- **Objective**
Extract every line that contains the word "screenshot".

(Part of a data file)
= = =
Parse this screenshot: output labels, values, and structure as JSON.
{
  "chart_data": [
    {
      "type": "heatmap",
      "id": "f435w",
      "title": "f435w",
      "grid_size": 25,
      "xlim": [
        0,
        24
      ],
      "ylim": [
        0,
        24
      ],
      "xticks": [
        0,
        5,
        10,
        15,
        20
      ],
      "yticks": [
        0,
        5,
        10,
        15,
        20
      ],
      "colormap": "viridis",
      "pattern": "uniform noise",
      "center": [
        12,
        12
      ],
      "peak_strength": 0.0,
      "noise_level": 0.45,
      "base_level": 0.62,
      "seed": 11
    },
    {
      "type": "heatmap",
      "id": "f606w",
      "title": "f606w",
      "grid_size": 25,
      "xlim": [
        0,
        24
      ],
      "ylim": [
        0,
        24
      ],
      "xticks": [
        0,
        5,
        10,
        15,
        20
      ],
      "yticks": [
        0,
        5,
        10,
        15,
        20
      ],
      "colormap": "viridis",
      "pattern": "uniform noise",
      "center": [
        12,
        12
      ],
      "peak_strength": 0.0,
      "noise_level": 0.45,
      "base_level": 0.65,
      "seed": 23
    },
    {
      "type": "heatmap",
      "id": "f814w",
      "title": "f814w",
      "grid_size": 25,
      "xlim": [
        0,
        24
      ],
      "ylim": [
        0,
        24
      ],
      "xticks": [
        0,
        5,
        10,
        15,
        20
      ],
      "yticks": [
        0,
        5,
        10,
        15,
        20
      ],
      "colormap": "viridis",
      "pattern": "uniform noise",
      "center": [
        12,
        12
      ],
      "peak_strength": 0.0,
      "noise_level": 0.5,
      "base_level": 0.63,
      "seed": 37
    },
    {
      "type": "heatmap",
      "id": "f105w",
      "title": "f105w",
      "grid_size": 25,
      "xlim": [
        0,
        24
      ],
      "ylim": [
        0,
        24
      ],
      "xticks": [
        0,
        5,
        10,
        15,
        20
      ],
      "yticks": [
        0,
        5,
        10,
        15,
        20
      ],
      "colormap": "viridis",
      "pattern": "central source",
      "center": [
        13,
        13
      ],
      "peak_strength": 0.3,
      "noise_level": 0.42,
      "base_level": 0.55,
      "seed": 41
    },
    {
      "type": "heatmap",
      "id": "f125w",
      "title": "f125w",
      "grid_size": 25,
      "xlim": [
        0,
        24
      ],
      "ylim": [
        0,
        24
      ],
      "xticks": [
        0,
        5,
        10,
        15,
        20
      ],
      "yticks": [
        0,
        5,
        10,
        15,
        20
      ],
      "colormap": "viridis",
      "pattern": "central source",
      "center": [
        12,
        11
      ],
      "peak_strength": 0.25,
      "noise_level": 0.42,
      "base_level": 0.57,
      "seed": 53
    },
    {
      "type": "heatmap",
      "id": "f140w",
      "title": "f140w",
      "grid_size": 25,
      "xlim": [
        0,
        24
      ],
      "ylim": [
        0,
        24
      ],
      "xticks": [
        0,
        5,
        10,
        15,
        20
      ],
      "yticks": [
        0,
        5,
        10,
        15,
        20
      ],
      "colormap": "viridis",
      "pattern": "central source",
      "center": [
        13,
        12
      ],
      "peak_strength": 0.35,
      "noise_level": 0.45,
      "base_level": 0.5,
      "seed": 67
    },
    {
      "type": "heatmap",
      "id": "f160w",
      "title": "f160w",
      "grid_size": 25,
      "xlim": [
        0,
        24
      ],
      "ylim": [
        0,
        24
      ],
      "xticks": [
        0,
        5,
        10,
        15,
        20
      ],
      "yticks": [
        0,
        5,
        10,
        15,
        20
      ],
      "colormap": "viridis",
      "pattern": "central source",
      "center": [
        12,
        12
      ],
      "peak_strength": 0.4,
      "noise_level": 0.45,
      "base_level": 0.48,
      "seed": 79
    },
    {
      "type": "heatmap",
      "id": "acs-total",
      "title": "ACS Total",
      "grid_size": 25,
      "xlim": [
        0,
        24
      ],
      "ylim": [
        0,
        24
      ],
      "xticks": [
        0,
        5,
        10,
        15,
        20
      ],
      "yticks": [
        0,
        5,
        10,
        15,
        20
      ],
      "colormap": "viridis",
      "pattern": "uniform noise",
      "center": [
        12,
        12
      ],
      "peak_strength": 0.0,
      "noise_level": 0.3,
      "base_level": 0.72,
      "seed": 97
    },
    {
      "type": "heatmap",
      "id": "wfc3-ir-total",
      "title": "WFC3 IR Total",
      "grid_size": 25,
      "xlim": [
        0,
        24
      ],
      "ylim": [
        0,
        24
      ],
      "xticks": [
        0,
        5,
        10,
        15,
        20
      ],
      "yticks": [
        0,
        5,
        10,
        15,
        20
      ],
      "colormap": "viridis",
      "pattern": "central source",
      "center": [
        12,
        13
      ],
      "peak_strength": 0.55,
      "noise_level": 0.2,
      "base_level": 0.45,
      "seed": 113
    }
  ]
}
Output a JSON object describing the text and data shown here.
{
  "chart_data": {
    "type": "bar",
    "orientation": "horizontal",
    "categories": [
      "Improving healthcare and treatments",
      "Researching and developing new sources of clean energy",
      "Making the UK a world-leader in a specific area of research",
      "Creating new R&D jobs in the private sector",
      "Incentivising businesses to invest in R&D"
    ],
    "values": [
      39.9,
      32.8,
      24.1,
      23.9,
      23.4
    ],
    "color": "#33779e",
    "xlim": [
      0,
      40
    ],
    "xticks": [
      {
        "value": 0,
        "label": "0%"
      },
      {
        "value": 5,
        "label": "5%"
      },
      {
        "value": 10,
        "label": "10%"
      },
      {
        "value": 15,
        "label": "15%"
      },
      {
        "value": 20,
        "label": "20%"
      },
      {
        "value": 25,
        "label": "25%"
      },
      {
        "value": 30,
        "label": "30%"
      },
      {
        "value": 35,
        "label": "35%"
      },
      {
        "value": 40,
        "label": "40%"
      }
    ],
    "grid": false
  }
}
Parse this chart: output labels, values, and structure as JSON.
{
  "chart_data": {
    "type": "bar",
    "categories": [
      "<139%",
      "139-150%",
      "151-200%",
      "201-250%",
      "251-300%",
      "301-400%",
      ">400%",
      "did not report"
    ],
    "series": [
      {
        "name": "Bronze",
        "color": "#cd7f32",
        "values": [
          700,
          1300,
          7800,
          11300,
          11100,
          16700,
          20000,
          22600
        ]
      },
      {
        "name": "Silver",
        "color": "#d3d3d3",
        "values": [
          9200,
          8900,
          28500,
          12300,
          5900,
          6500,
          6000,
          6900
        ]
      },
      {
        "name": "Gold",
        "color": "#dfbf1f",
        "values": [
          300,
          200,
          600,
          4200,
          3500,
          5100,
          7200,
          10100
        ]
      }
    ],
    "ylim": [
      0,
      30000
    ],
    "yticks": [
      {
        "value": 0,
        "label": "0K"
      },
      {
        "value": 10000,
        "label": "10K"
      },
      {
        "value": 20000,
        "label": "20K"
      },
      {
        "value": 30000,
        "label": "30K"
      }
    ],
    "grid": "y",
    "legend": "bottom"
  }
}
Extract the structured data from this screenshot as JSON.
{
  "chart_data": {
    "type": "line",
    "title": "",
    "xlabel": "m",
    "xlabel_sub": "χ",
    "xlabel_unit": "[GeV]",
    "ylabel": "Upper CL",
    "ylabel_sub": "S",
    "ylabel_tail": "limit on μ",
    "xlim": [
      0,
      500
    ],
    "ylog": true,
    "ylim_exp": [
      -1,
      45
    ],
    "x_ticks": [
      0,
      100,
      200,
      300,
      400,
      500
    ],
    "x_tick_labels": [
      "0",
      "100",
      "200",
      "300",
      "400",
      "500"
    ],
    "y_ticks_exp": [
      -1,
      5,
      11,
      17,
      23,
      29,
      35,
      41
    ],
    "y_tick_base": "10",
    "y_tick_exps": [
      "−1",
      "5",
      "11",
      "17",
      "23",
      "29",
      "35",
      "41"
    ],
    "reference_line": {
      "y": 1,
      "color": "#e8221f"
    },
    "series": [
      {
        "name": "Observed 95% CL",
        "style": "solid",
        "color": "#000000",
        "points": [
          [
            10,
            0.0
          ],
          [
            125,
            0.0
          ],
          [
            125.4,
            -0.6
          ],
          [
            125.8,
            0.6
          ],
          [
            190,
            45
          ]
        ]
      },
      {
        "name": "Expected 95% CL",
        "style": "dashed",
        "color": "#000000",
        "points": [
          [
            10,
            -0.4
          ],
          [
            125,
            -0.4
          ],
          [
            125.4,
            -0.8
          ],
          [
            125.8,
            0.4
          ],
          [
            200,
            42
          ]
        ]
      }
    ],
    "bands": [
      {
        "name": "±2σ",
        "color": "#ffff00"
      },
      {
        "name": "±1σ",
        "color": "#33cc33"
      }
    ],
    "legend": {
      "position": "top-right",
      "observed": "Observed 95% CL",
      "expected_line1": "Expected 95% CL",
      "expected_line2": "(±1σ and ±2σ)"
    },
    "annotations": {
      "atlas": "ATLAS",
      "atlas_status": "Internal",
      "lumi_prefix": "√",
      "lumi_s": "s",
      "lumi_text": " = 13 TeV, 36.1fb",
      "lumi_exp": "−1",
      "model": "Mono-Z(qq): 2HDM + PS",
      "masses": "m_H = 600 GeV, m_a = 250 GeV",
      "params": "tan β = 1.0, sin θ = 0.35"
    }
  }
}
= = =
- **Solution for this problem**
Parse this screenshot: output labels, values, and structure as JSON.
Extract the structured data from this screenshot as JSON.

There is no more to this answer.